Report the number of lines where the string "international" occurs, and write nothing else.

◆ MATERIAL FOR THIS EXERCISE
[BEGIN]

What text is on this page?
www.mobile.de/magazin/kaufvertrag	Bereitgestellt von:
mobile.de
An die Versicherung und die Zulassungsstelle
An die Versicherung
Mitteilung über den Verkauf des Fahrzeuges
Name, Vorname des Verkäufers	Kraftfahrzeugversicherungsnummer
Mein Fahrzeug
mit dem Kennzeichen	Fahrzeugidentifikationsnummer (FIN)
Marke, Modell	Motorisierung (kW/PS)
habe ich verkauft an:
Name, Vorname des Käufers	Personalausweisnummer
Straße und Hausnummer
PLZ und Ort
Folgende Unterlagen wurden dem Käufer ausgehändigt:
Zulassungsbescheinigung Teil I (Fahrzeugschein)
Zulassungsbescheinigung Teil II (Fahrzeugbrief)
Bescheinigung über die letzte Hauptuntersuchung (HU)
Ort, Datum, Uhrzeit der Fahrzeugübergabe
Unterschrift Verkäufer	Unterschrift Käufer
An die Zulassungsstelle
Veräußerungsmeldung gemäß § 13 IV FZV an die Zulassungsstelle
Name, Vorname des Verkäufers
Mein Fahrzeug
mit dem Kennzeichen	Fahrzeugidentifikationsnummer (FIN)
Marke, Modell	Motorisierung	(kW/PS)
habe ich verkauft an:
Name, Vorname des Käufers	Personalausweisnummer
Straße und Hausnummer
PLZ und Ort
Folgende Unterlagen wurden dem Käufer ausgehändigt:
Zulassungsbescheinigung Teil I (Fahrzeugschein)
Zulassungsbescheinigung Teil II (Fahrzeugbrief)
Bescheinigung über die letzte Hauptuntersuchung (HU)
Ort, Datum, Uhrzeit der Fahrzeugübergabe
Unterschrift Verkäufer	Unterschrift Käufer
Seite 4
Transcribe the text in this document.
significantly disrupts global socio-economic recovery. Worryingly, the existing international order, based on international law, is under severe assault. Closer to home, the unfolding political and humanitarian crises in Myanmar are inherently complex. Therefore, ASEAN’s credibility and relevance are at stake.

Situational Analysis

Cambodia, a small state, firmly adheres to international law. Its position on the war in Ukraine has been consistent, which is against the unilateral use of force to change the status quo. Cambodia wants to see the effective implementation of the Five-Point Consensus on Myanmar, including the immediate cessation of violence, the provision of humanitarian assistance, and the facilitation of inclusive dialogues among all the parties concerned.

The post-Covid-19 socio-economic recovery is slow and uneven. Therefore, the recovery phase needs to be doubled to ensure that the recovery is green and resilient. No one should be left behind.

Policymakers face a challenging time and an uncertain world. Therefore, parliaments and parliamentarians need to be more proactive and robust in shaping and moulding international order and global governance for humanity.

[END]

◆ THE COMPLETED TASK
3